◆ TASK TO COMPLETE ◆
For this exercise, copy out each line of the material below that includes "нему".

◆ EXERCISE MATERIALS ◆
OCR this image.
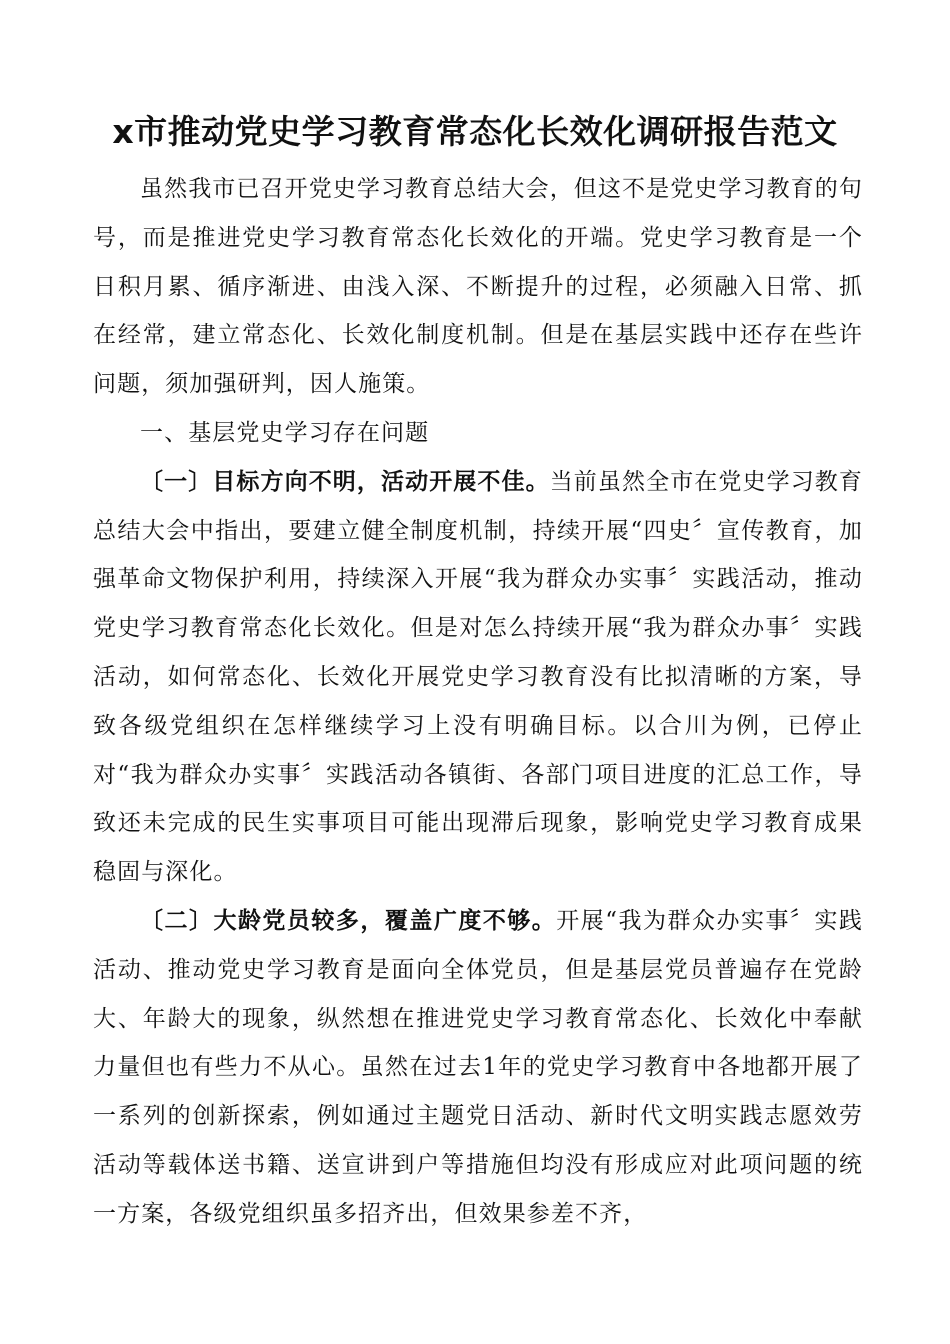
x市推动党史学习教育常态化长效化调研报告范文

虽然我市已召开党史学习教育总结大会，但这不是党史学习教育的句号，而是推进党史学习教育常态化长效化的开端。党史学习教育是一个日积月累、循序渐进、由浅入深、不断提升的过程，必须融入日常、抓在经常，建立常态化、长效化制度机制。但是在基层实践中还存在些许问题，须加强研判，因人施策。

一、基层党史学习存在问题

〔一〕目标方向不明，活动开展不佳。当前虽然全市在党史学习教育总结大会中指出，要建立健全制度机制，持续开展“四史〞宣传教育，加强革命文物保护利用，持续深入开展“我为群众办实事〞实践活动，推动党史学习教育常态化长效化。但是对怎么持续开展“我为群众办事〞实践活动，如何常态化、长效化开展党史学习教育没有比拟清晰的方案，导致各级党组织在怎样继续学习上没有明确目标。以合川为例，已停止对“我为群众办实事〞实践活动各镇街、各部门项目进度的汇总工作，导致还未完成的民生实事项目可能出现滞后现象，影响党史学习教育成果稳固与深化。

〔二〕大龄党员较多，覆盖广度不够。开展“我为群众办实事〞实践活动、推动党史学习教育是面向全体党员，但是基层党员普遍存在党龄大、年龄大的现象，纵然想在推进党史学习教育常态化、长效化中奉献力量但也有些力不从心。虽然在过去1年的党史学习教育中各地都开展了一系列的创新探索，例如通过主题党日活动、新时代文明实践志愿效劳活动等载体送书籍、送宣讲到户等措施但均没有形成应对此项问题的统一方案，各级党组织虽多招齐出，但效果参差不齐，
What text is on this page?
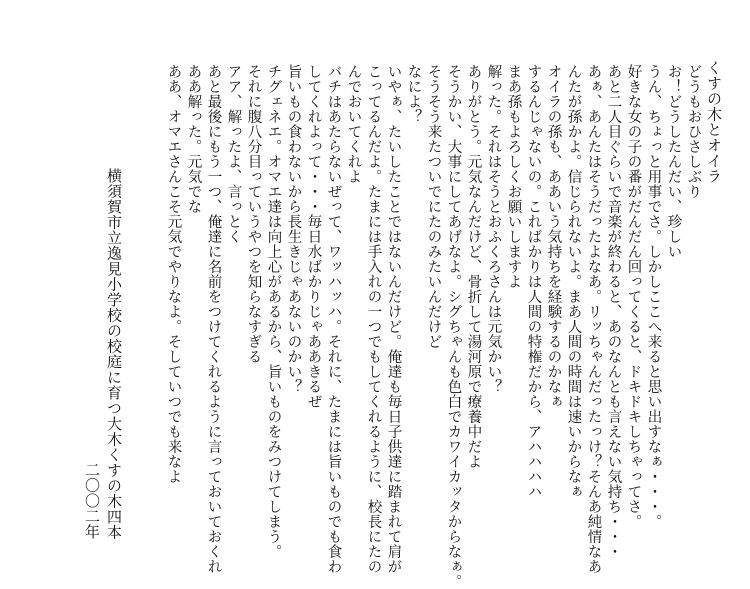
くすの木とオイラ
どうもおひさしぶり
お！どうしたんだい、珍しい
うん、ちょっと用事でさ。しかしここへ来ると思い出すなぁ・・・。
好きな女の子の番がだんだん回ってくると、ドキドキしちゃってさ。
あと二人目ぐらいで音楽が終わると、あのなんとも言えない気持ち・・・
あぁ、あんたはそうだったよなあ。リッちゃんだったっけ？そんあ純情なあ
んたが孫かよ。信じられないよ。まあ人間の時間は速いからなぁ
オイラの孫も、ああいう気持ちを経験するのかなぁ
するんじゃないの。こればかりは人間の特権だから、アハハハハ
まあ孫もよろしくお願いしますよ
解った。それはそうとおふくろさんは元気かい？
ありがとう。元気なんだけど、骨折して湯河原で療養中だよ
そうかい、大事にしてあげなよ。シグちゃんも色白でカワイカッタからなぁ。
そうそう来たついでにたのみたいんだけど
なによ？
いやぁ、たいしたことではないんだけど。俺達も毎日子供達に踏まれて肩が
こってるんだよ。たまには手入れの一つでもしてくれるように、校長にたの
んでおいてくれよ
バチはあたらないぜって、ワッハッハ。それに、たまには旨いものでも食わ
してくれよって・・・毎日水ばかりじゃああきるぜ
旨いもの食わないから長生きじゃあないのかい？
チグェネエ。オマエ達は向上心があるから、旨いものをみつけてしまう。
それに腹八分目っていうやつを知らなすぎる
アア、解ったよ、言っとく
あと最後にもう一つ、俺達に名前をつけてくれるように言っておいておくれ
ああ解った。元気でな
ああ、オマエさんこそ元気でやりなよ。そしていつでも来なよ
横須賀市立逸見小学校の校庭に育つ大木くすの木四本
二〇〇二年
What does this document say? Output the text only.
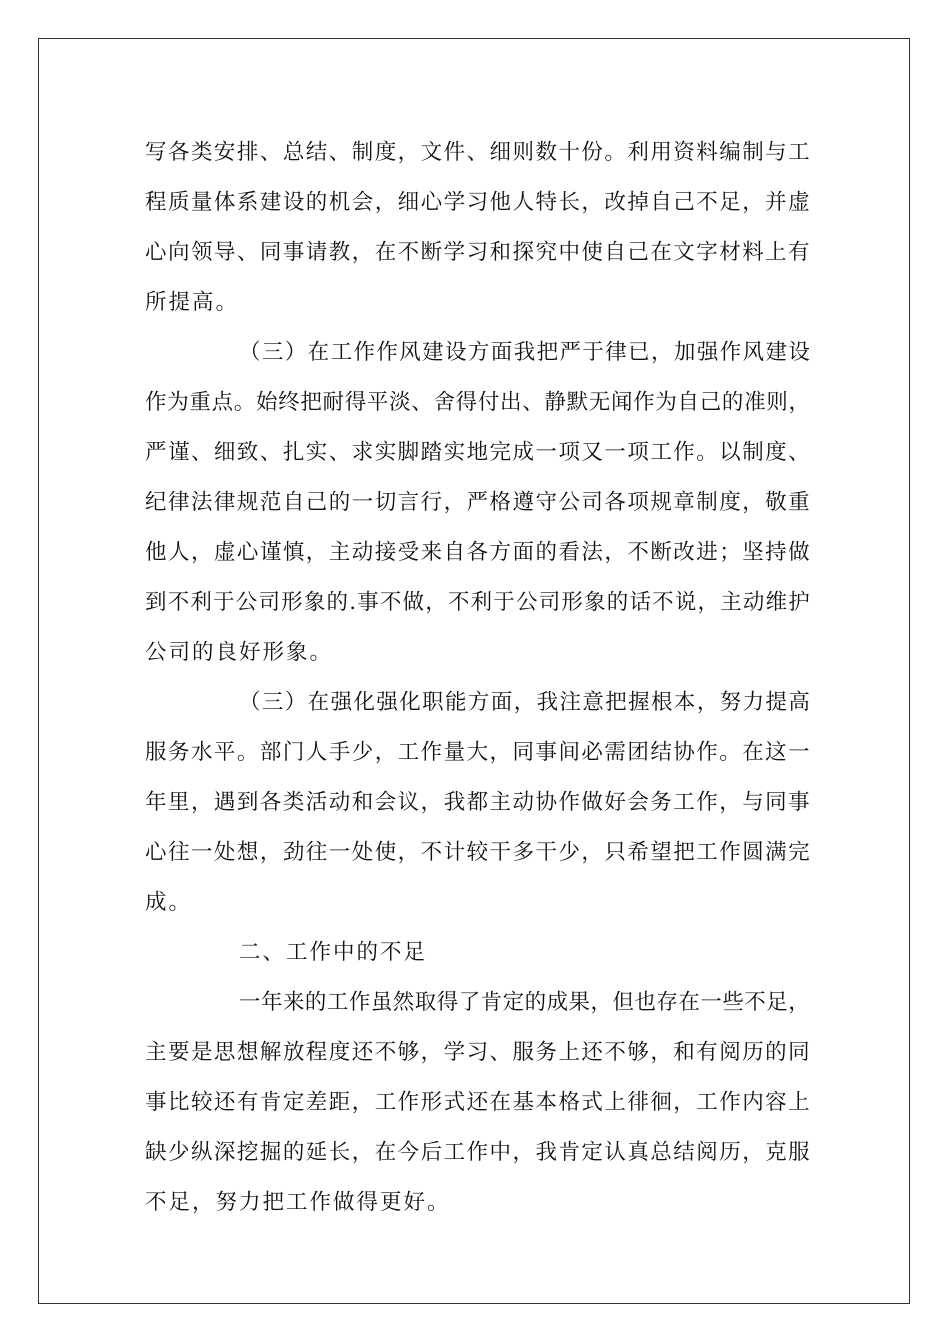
写 各 类 安 排 、 总 结 、 制 度 ， 文 件 、 细 则 数 十 份 。 利 用 资 料 编 制 与 工
程 质 量 体 系 建 设 的 机 会 ， 细 心 学 习 他 人 特 长 ， 改 掉 自 己 不 足 ， 并 虚
心 向 领 导 、 同 事 请 教 ， 在 不 断 学 习 和 探 究 中 使 自 己 在 文 字 材 料 上 有
所提高。
（ 三 ） 在 工 作 作 风 建 设 方 面 我 把 严 于 律 已 ， 加 强 作 风 建 设
作 为 重 点 。 始 终 把 耐 得 平 淡 、 舍 得 付 出 、 静 默 无 闻 作 为 自 己 的 准 则 ，
严 谨 、 细 致 、 扎 实 、 求 实 脚 踏 实 地 完 成 一 项 又 一 项 工 作 。 以 制 度 、
纪 律 法 律 规 范 自 己 的 一 切 言 行 ， 严 格 遵 守 公 司 各 项 规 章 制 度 ， 敬 重
他 人 ， 虚 心 谨 慎 ， 主 动 接 受 来 自 各 方 面 的 看 法 ， 不 断 改 进 ； 坚 持 做
到 不 利 于 公 司 形 象 的 . 事 不 做 ， 不 利 于 公 司 形 象 的 话 不 说 ， 主 动 维 护
公司的良好形象。
（ 三 ） 在 强 化 强 化 职 能 方 面 ， 我 注 意 把 握 根 本 ， 努 力 提 高
服 务 水 平 。 部 门 人 手 少 ， 工 作 量 大 ， 同 事 间 必 需 团 结 协 作 。 在 这 一
年 里 ， 遇 到 各 类 活 动 和 会 议 ， 我 都 主 动 协 作 做 好 会 务 工 作 ， 与 同 事
心 往 一 处 想 ， 劲 往 一 处 使 ， 不 计 较 干 多 干 少 ， 只 希 望 把 工 作 圆 满 完
成。
二、工作中的不足
一 年 来 的 工 作 虽 然 取 得 了 肯 定 的 成 果 ， 但 也 存 在 一 些 不 足 ，
主 要 是 思 想 解 放 程 度 还 不 够 ， 学 习 、 服 务 上 还 不 够 ， 和 有 阅 历 的 同
事 比 较 还 有 肯 定 差 距 ， 工 作 形 式 还 在 基 本 格 式 上 徘 徊 ， 工 作 内 容 上
缺 少 纵 深 挖 掘 的 延 长 ， 在 今 后 工 作 中 ， 我 肯 定 认 真 总 结 阅 历 ， 克 服
不足，努力把工作做得更好。
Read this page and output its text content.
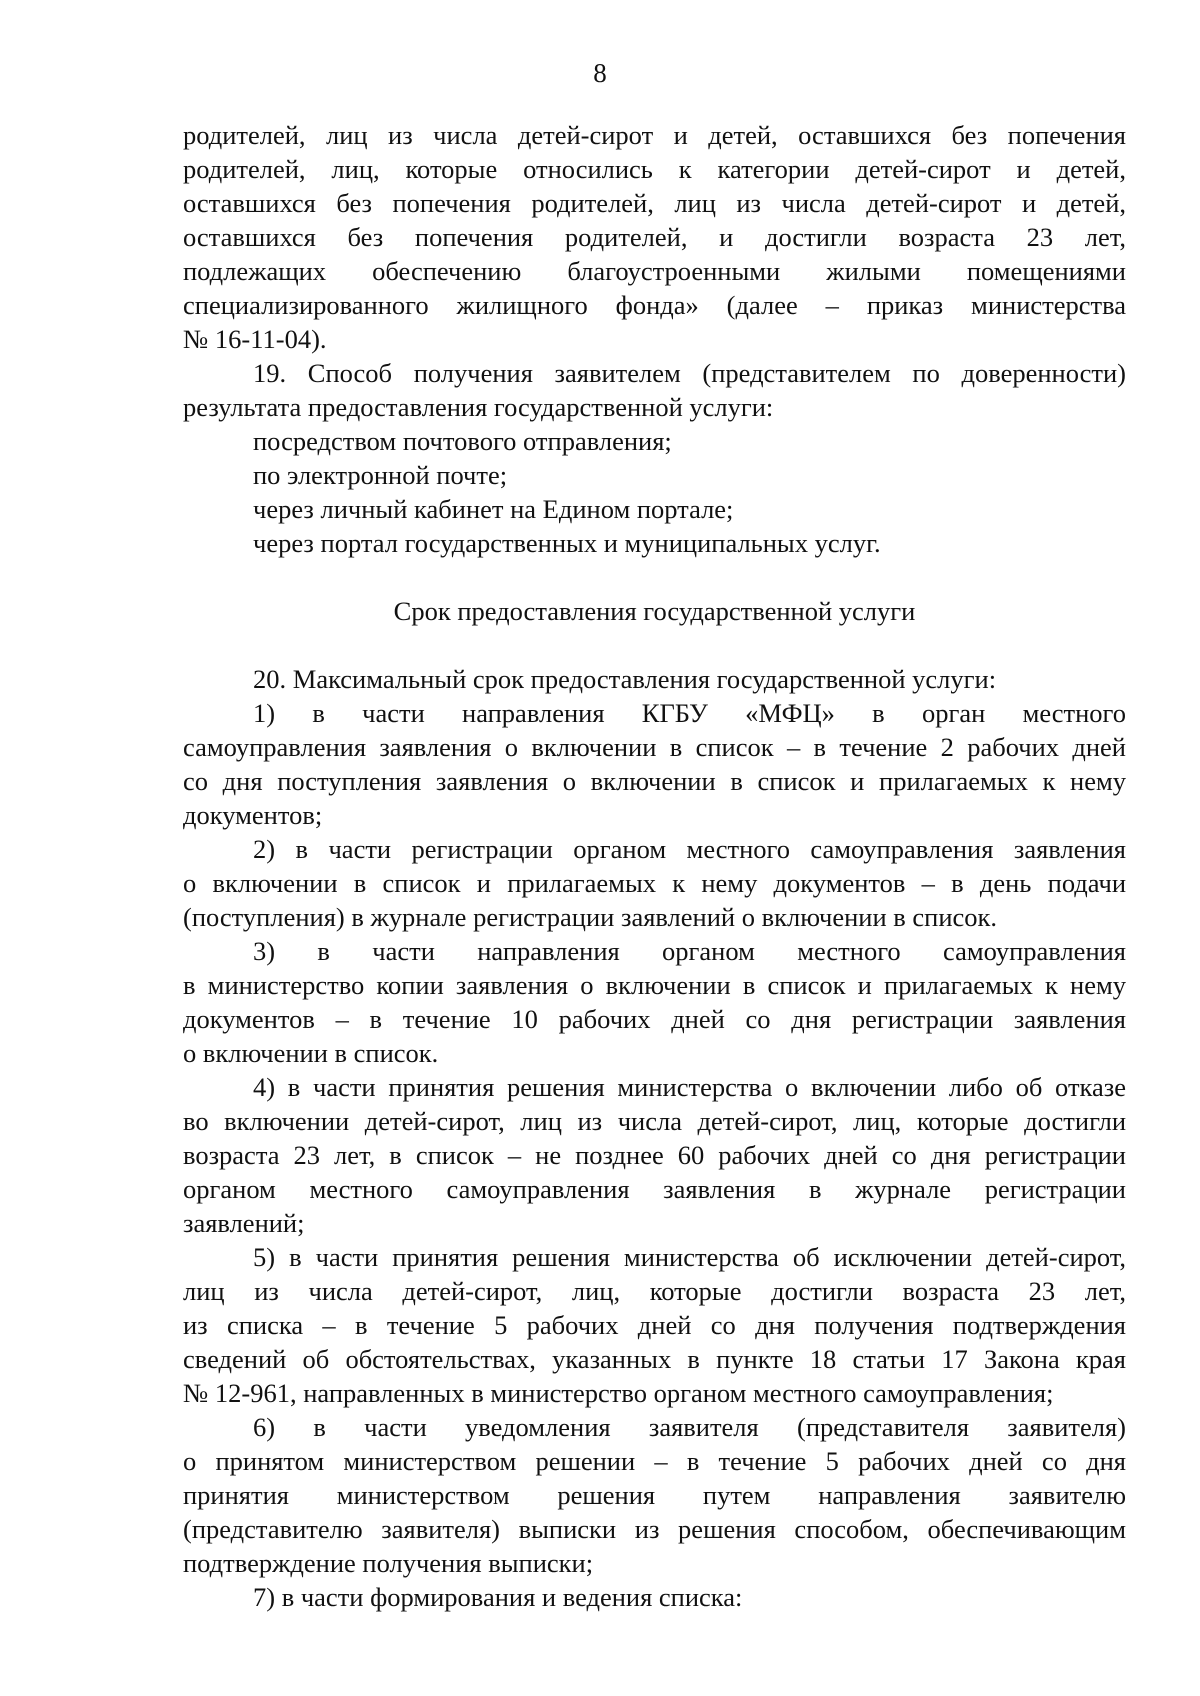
8
родителей, лиц из числа детей-сирот и детей, оставшихся без попечения
родителей, лиц, которые относились к категории детей-сирот и детей,
оставшихся без попечения родителей, лиц из числа детей-сирот и детей,
оставшихся без попечения родителей, и достигли возраста 23 лет,
подлежащих обеспечению благоустроенными жилыми помещениями
специализированного жилищного фонда» (далее – приказ министерства
№ 16-11-04).
19. Способ получения заявителем (представителем по доверенности)
результата предоставления государственной услуги:
посредством почтового отправления;
по электронной почте;
через личный кабинет на Едином портале;
через портал государственных и муниципальных услуг.
Срок предоставления государственной услуги
20. Максимальный срок предоставления государственной услуги:
1) в части направления КГБУ «МФЦ» в орган местного
самоуправления заявления о включении в список – в течение 2 рабочих дней
со дня поступления заявления о включении в список и прилагаемых к нему
документов;
2) в части регистрации органом местного самоуправления заявления
о включении в список и прилагаемых к нему документов – в день подачи
(поступления) в журнале регистрации заявлений о включении в список.
3) в части направления органом местного самоуправления
в министерство копии заявления о включении в список и прилагаемых к нему
документов – в течение 10 рабочих дней со дня регистрации заявления
о включении в список.
4) в части принятия решения министерства о включении либо об отказе
во включении детей-сирот, лиц из числа детей-сирот, лиц, которые достигли
возраста 23 лет, в список – не позднее 60 рабочих дней со дня регистрации
органом местного самоуправления заявления в журнале регистрации
заявлений;
5) в части принятия решения министерства об исключении детей-сирот,
лиц из числа детей-сирот, лиц, которые достигли возраста 23 лет,
из списка – в течение 5 рабочих дней со дня получения подтверждения
сведений об обстоятельствах, указанных в пункте 18 статьи 17 Закона края
№ 12-961, направленных в министерство органом местного самоуправления;
6) в части уведомления заявителя (представителя заявителя)
о принятом министерством решении – в течение 5 рабочих дней со дня
принятия министерством решения путем направления заявителю
(представителю заявителя) выписки из решения способом, обеспечивающим
подтверждение получения выписки;
7) в части формирования и ведения списка:
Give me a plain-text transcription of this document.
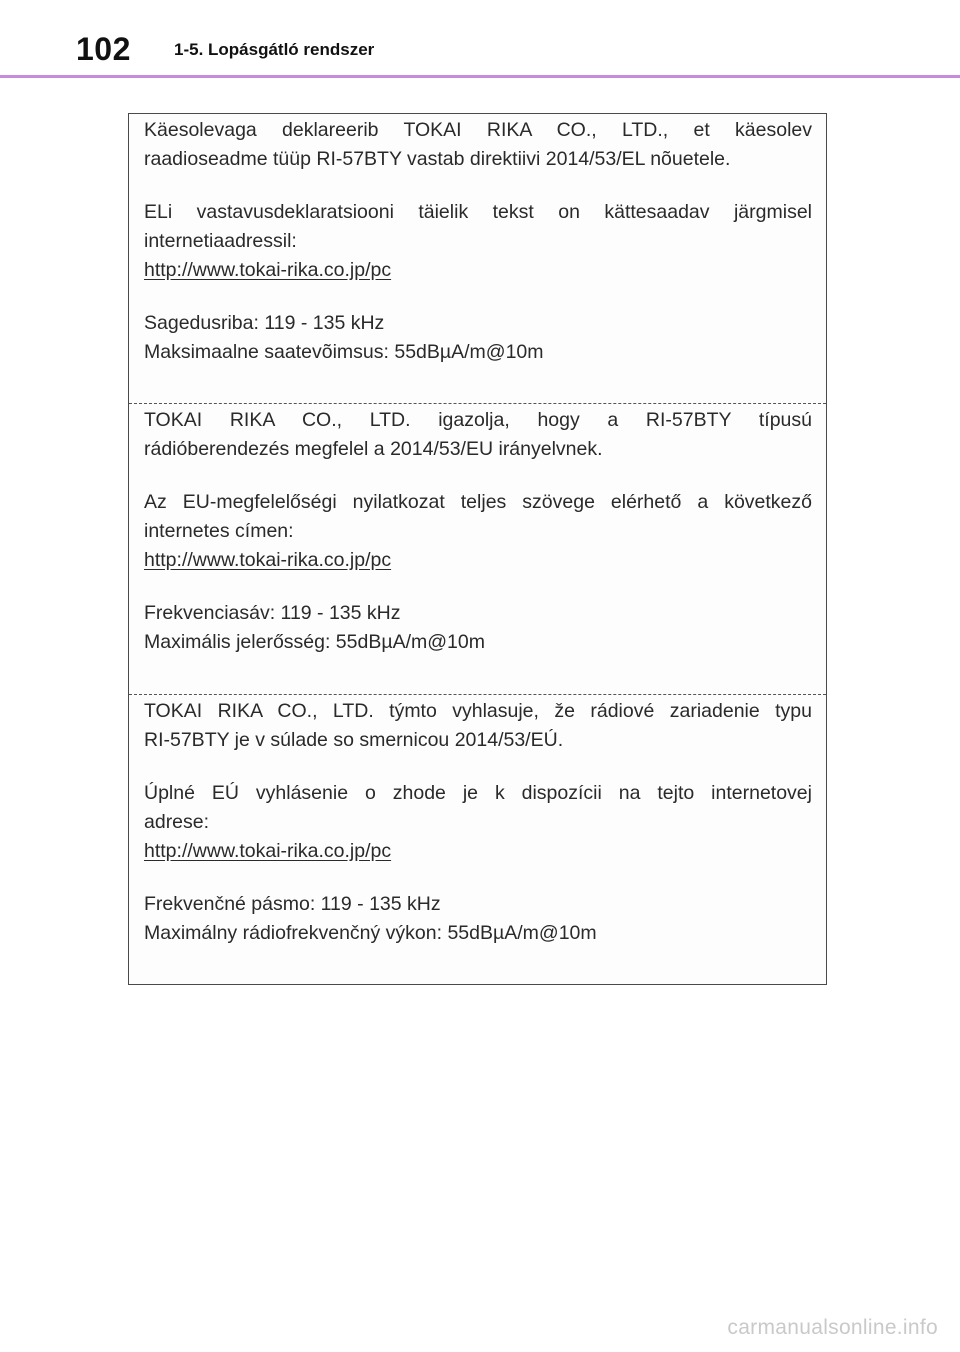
102	1-5. Lopásgátló rendszer

Käesolevaga deklareerib TOKAI RIKA CO., LTD., et käesolev
raadioseadme tüüp RI-57BTY vastab direktiivi 2014/53/EL nõuetele.

ELi vastavusdeklaratsiooni täielik tekst on kättesaadav järgmisel
internetiaadressil:

http://www.tokai-rika.co.jp/pc
Sagedusriba: 119 - 135 kHz
Maksimaalne saatevõimsus: 55dBµA/m@10m

TOKAI RIKA CO., LTD. igazolja, hogy a RI-57BTY típusú
rádióberendezés megfelel a 2014/53/EU irányelvnek.

Az EU-megfelelőségi nyilatkozat teljes szövege elérhető a következő
internetes címen:

http://www.tokai-rika.co.jp/pc
Frekvenciasáv: 119 - 135 kHz
Maximális jelerősség: 55dBµA/m@10m

TOKAI RIKA CO., LTD. týmto vyhlasuje, že rádiové zariadenie typu
RI-57BTY je v súlade so smernicou 2014/53/EÚ.

Úplné EÚ vyhlásenie o zhode je k dispozícii na tejto internetovej
adrese:

http://www.tokai-rika.co.jp/pc
Frekvenčné pásmo: 119 - 135 kHz
Maximálny rádiofrekvenčný výkon: 55dBµA/m@10m
carmanualsonline.info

◆ FINAL RESULT ◆
со дня поступления заявления о включении в список и прилагаемых к нему
о включении в список и прилагаемых к нему документов – в день подачи
в министерство копии заявления о включении в список и прилагаемых к нему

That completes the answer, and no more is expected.